- [SHORT TASK]: Your answer should be a single number: the count of lines that include the word "Norm".
-- Begin EXERCISE MATERIAL --
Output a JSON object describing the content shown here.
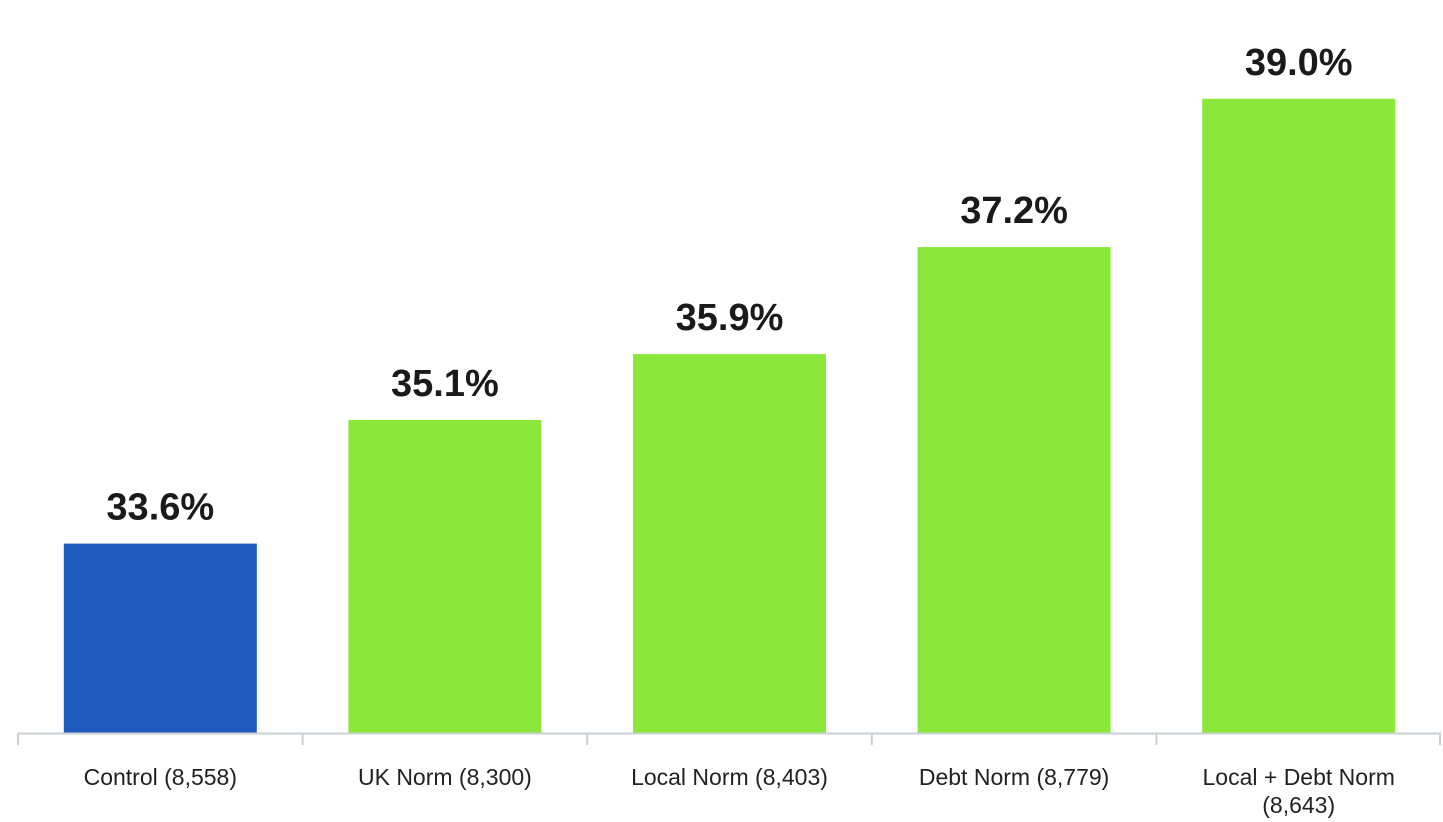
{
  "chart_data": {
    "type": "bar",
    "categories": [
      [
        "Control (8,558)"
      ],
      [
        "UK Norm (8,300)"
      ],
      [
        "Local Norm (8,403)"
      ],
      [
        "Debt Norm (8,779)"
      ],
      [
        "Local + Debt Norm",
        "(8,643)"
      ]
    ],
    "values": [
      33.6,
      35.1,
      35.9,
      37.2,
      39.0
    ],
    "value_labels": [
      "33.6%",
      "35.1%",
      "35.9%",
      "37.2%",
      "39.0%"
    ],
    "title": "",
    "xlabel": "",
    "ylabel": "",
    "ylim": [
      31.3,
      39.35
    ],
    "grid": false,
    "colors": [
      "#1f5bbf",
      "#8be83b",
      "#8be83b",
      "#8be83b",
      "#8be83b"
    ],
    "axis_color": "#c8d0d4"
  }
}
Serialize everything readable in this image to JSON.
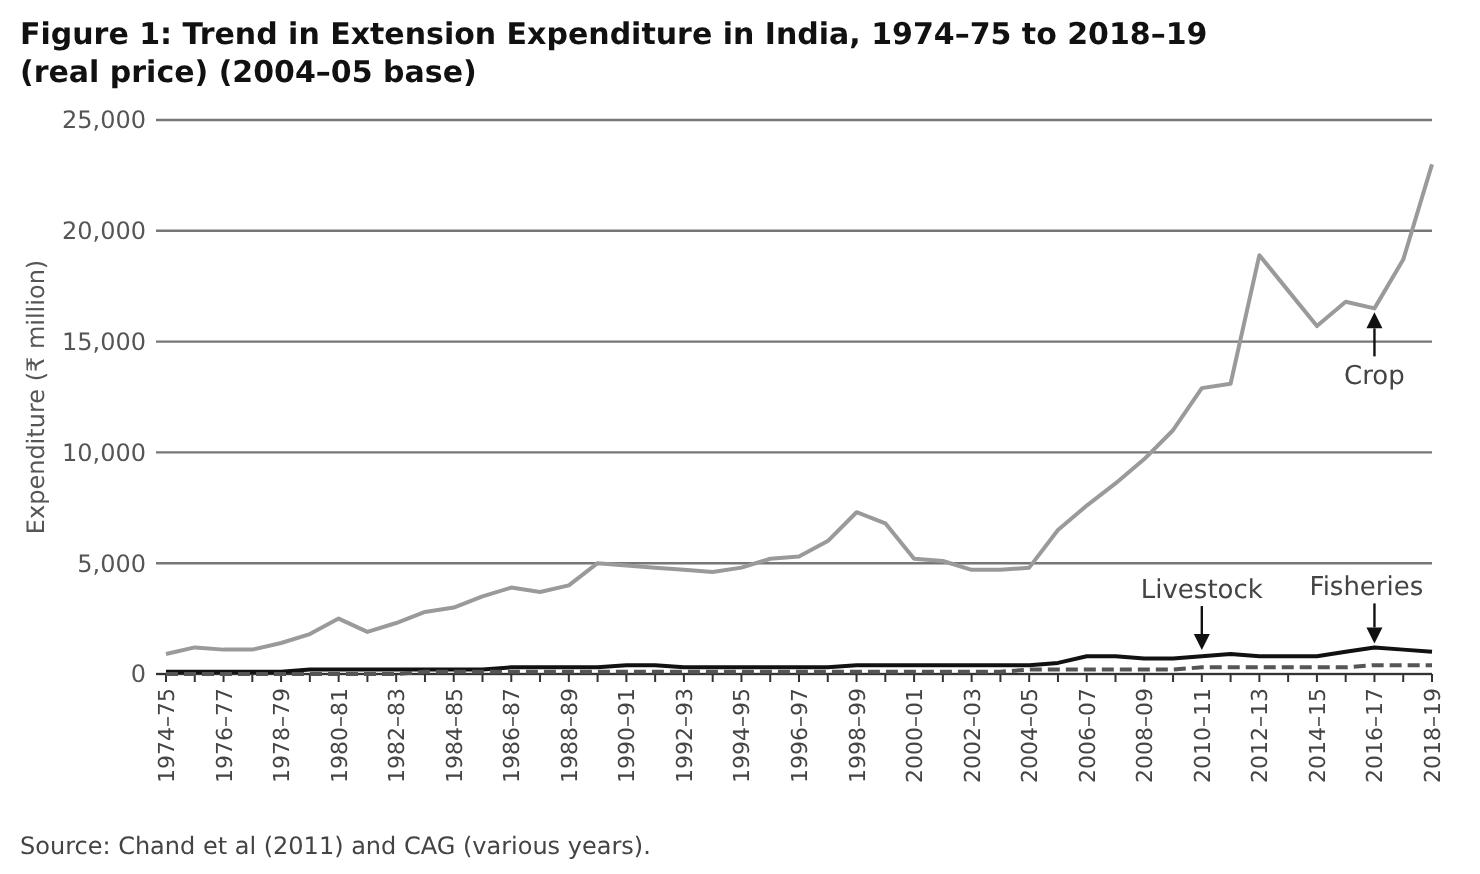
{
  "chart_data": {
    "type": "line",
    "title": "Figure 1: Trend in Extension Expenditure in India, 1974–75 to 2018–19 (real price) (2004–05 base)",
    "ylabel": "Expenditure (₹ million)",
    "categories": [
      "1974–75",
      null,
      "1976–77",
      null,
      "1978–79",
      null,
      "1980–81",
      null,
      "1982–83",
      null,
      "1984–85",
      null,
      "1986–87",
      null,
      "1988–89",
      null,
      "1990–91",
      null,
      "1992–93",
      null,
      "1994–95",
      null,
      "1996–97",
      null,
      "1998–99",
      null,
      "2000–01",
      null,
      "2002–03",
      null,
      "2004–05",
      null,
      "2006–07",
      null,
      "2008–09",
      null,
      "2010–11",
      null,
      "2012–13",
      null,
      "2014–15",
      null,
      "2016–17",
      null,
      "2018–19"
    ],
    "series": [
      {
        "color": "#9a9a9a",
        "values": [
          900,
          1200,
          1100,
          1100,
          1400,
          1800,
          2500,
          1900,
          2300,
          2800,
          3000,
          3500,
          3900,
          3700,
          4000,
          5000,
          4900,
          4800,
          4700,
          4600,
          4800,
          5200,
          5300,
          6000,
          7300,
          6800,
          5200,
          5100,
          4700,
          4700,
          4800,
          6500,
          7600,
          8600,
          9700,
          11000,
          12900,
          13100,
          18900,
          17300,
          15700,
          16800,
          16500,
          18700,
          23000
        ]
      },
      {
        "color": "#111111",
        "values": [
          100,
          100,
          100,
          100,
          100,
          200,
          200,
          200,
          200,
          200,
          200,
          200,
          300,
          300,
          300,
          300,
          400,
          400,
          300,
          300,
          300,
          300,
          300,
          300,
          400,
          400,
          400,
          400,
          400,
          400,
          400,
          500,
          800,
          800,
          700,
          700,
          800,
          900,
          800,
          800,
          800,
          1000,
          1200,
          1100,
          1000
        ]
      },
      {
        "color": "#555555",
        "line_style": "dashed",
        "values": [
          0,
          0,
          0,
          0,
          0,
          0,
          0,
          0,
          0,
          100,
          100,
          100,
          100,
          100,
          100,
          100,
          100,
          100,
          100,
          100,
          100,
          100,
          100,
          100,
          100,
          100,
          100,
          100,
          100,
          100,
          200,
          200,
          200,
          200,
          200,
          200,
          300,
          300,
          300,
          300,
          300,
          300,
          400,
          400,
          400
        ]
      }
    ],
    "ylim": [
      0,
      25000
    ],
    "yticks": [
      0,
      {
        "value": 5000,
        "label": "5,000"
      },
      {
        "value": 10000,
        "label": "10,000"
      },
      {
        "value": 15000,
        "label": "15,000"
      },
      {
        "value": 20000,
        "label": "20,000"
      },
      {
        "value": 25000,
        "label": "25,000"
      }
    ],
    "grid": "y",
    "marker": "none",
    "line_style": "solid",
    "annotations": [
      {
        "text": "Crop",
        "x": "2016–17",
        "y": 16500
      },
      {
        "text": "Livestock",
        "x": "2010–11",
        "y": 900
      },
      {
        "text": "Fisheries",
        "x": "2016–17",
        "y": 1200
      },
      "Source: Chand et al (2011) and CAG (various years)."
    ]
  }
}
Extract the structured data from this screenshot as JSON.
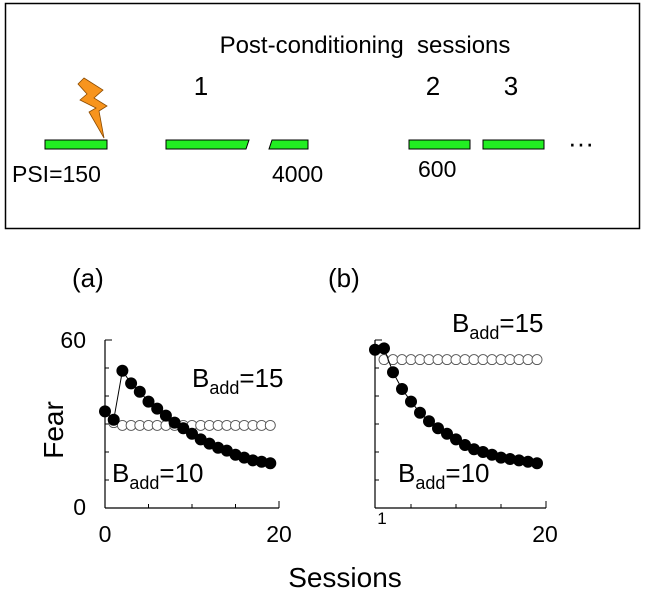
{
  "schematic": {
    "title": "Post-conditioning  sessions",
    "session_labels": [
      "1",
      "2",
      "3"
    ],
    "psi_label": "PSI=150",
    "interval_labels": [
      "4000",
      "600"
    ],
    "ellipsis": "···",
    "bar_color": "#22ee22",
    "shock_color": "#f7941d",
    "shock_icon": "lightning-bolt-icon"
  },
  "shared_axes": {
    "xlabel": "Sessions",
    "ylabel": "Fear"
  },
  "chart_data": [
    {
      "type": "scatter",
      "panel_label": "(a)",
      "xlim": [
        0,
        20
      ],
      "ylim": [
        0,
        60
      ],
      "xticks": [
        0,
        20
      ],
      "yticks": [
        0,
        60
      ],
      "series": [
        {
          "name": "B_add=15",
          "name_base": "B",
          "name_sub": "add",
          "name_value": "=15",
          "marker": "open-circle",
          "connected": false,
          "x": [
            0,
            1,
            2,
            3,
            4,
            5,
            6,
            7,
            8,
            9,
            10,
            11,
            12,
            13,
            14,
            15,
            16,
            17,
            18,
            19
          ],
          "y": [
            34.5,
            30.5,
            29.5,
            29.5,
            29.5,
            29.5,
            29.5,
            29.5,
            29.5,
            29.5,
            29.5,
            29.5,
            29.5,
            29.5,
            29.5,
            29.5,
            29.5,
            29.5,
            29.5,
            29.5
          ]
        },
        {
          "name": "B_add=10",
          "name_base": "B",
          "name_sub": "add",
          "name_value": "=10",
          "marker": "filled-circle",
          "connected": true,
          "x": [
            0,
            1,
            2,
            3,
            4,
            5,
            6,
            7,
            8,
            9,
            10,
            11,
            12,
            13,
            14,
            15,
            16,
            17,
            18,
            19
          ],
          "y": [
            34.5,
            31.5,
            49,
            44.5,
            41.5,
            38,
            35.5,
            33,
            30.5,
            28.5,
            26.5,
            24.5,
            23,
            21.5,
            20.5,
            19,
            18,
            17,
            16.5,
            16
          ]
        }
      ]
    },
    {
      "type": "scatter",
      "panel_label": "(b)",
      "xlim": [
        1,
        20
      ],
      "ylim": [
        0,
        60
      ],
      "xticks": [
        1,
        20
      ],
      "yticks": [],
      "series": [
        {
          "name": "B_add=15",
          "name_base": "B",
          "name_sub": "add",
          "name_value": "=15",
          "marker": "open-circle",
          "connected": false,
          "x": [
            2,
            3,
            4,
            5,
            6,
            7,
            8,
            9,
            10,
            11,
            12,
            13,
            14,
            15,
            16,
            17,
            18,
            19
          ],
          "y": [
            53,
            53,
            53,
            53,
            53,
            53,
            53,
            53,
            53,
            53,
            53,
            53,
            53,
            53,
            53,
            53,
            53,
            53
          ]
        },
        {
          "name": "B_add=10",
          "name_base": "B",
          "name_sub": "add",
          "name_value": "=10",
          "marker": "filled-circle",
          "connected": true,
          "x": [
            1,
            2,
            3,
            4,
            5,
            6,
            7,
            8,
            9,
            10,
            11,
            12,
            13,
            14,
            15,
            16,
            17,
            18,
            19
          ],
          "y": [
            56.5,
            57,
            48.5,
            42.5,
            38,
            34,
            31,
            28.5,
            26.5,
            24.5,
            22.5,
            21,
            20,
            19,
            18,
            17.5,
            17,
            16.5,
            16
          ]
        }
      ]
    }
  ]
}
-- End EXERCISE MATERIAL --
- [REPLY TO THE EXERCISE]: 4